## Problem statement
Reproduce all the entries exactly.

──────── Data excerpts

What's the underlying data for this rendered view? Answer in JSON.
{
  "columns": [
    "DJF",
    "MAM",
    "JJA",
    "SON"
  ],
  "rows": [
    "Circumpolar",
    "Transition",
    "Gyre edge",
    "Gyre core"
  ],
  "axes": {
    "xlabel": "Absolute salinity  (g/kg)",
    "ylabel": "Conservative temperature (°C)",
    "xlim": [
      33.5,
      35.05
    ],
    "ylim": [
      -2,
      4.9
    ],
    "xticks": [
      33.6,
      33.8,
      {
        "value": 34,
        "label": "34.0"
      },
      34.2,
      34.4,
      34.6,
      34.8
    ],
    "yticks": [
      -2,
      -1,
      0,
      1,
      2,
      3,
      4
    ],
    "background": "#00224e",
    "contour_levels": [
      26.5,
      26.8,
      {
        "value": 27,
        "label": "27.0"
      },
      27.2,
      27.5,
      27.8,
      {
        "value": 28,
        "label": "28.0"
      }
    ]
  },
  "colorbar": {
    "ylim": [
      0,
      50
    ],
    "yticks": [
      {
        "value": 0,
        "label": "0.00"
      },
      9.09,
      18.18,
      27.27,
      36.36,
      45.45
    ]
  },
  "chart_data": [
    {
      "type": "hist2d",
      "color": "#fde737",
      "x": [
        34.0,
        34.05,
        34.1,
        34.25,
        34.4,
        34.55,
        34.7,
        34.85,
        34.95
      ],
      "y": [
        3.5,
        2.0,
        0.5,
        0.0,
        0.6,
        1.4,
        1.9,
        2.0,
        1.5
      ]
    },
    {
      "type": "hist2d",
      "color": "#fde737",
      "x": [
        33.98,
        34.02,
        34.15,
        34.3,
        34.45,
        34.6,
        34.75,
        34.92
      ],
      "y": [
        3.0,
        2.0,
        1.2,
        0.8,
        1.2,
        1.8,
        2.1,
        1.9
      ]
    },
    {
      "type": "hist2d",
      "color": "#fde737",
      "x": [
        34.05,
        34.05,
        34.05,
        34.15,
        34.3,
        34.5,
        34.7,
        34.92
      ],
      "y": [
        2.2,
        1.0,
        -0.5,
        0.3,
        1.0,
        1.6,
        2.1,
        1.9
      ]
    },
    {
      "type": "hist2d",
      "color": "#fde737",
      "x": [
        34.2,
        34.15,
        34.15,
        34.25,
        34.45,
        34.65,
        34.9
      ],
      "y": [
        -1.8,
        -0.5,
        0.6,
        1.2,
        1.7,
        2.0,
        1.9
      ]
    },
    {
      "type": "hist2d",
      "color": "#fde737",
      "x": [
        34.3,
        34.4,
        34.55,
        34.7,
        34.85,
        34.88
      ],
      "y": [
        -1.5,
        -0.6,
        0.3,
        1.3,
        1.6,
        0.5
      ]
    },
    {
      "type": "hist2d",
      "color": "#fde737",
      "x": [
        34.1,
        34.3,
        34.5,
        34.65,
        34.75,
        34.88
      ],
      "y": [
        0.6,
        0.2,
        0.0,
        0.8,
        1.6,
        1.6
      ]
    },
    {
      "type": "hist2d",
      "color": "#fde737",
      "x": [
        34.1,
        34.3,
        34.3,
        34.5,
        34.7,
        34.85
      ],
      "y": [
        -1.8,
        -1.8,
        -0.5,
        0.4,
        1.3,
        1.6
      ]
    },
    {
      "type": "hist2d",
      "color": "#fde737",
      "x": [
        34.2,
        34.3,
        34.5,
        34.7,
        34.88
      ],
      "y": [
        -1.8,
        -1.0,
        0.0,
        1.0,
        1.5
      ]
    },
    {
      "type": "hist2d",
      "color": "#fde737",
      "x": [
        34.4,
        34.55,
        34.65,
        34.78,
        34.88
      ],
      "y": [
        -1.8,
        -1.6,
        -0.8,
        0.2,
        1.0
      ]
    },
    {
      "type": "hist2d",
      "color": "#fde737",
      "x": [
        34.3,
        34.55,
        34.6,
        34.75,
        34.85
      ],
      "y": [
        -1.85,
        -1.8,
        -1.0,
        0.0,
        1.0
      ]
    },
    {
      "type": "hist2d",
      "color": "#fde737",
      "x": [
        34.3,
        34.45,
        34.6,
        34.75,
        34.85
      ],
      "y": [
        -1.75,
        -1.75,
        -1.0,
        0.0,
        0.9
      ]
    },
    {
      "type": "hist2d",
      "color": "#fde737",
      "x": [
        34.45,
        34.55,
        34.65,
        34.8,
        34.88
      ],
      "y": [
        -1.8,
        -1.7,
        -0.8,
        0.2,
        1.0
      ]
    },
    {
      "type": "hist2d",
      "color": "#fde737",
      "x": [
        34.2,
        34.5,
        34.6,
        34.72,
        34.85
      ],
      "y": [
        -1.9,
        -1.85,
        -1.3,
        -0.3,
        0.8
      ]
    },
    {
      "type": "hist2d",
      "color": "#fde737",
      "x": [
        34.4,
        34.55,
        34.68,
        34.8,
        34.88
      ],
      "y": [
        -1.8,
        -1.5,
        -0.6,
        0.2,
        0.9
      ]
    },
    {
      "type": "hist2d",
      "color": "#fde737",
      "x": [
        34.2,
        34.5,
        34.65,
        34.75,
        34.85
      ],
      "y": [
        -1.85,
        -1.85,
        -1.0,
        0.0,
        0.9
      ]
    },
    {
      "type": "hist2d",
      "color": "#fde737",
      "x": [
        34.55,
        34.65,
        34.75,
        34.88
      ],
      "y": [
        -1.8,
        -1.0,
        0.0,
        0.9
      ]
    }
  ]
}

────────────────

## Full response
What's the underlying data for this rendered view? Answer in JSON.
{
  "columns": [
    "DJF",
    "MAM",
    "JJA",
    "SON"
  ],
  "rows": [
    "Circumpolar",
    "Transition",
    "Gyre edge",
    "Gyre core"
  ],
  "axes": {
    "xlabel": "Absolute salinity  (g/kg)",
    "ylabel": "Conservative temperature (°C)",
    "xlim": [
      33.5,
      35.05
    ],
    "ylim": [
      -2,
      4.9
    ],
    "xticks": [
      33.6,
      33.8,
      {
        "value": 34,
        "label": "34.0"
      },
      34.2,
      34.4,
      34.6,
      34.8
    ],
    "yticks": [
      -2,
      -1,
      0,
      1,
      2,
      3,
      4
    ],
    "background": "#00224e",
    "contour_levels": [
      26.5,
      26.8,
      {
        "value": 27,
        "label": "27.0"
      },
      27.2,
      27.5,
      27.8,
      {
        "value": 28,
        "label": "28.0"
      }
    ]
  },
  "colorbar": {
    "ylim": [
      0,
      50
    ],
    "yticks": [
      {
        "value": 0,
        "label": "0.00"
      },
      9.09,
      18.18,
      27.27,
      36.36,
      45.45
    ]
  },
  "chart_data": [
    {
      "type": "hist2d",
      "color": "#fde737",
      "x": [
        34.0,
        34.05,
        34.1,
        34.25,
        34.4,
        34.55,
        34.7,
        34.85,
        34.95
      ],
      "y": [
        3.5,
        2.0,
        0.5,
        0.0,
        0.6,
        1.4,
        1.9,
        2.0,
        1.5
      ]
    },
    {
      "type": "hist2d",
      "color": "#fde737",
      "x": [
        33.98,
        34.02,
        34.15,
        34.3,
        34.45,
        34.6,
        34.75,
        34.92
      ],
      "y": [
        3.0,
        2.0,
        1.2,
        0.8,
        1.2,
        1.8,
        2.1,
        1.9
      ]
    },
    {
      "type": "hist2d",
      "color": "#fde737",
      "x": [
        34.05,
        34.05,
        34.05,
        34.15,
        34.3,
        34.5,
        34.7,
        34.92
      ],
      "y": [
        2.2,
        1.0,
        -0.5,
        0.3,
        1.0,
        1.6,
        2.1,
        1.9
      ]
    },
    {
      "type": "hist2d",
      "color": "#fde737",
      "x": [
        34.2,
        34.15,
        34.15,
        34.25,
        34.45,
        34.65,
        34.9
      ],
      "y": [
        -1.8,
        -0.5,
        0.6,
        1.2,
        1.7,
        2.0,
        1.9
      ]
    },
    {
      "type": "hist2d",
      "color": "#fde737",
      "x": [
        34.3,
        34.4,
        34.55,
        34.7,
        34.85,
        34.88
      ],
      "y": [
        -1.5,
        -0.6,
        0.3,
        1.3,
        1.6,
        0.5
      ]
    },
    {
      "type": "hist2d",
      "color": "#fde737",
      "x": [
        34.1,
        34.3,
        34.5,
        34.65,
        34.75,
        34.88
      ],
      "y": [
        0.6,
        0.2,
        0.0,
        0.8,
        1.6,
        1.6
      ]
    },
    {
      "type": "hist2d",
      "color": "#fde737",
      "x": [
        34.1,
        34.3,
        34.3,
        34.5,
        34.7,
        34.85
      ],
      "y": [
        -1.8,
        -1.8,
        -0.5,
        0.4,
        1.3,
        1.6
      ]
    },
    {
      "type": "hist2d",
      "color": "#fde737",
      "x": [
        34.2,
        34.3,
        34.5,
        34.7,
        34.88
      ],
      "y": [
        -1.8,
        -1.0,
        0.0,
        1.0,
        1.5
      ]
    },
    {
      "type": "hist2d",
      "color": "#fde737",
      "x": [
        34.4,
        34.55,
        34.65,
        34.78,
        34.88
      ],
      "y": [
        -1.8,
        -1.6,
        -0.8,
        0.2,
        1.0
      ]
    },
    {
      "type": "hist2d",
      "color": "#fde737",
      "x": [
        34.3,
        34.55,
        34.6,
        34.75,
        34.85
      ],
      "y": [
        -1.85,
        -1.8,
        -1.0,
        0.0,
        1.0
      ]
    },
    {
      "type": "hist2d",
      "color": "#fde737",
      "x": [
        34.3,
        34.45,
        34.6,
        34.75,
        34.85
      ],
      "y": [
        -1.75,
        -1.75,
        -1.0,
        0.0,
        0.9
      ]
    },
    {
      "type": "hist2d",
      "color": "#fde737",
      "x": [
        34.45,
        34.55,
        34.65,
        34.8,
        34.88
      ],
      "y": [
        -1.8,
        -1.7,
        -0.8,
        0.2,
        1.0
      ]
    },
    {
      "type": "hist2d",
      "color": "#fde737",
      "x": [
        34.2,
        34.5,
        34.6,
        34.72,
        34.85
      ],
      "y": [
        -1.9,
        -1.85,
        -1.3,
        -0.3,
        0.8
      ]
    },
    {
      "type": "hist2d",
      "color": "#fde737",
      "x": [
        34.4,
        34.55,
        34.68,
        34.8,
        34.88
      ],
      "y": [
        -1.8,
        -1.5,
        -0.6,
        0.2,
        0.9
      ]
    },
    {
      "type": "hist2d",
      "color": "#fde737",
      "x": [
        34.2,
        34.5,
        34.65,
        34.75,
        34.85
      ],
      "y": [
        -1.85,
        -1.85,
        -1.0,
        0.0,
        0.9
      ]
    },
    {
      "type": "hist2d",
      "color": "#fde737",
      "x": [
        34.55,
        34.65,
        34.75,
        34.88
      ],
      "y": [
        -1.8,
        -1.0,
        0.0,
        0.9
      ]
    }
  ]
}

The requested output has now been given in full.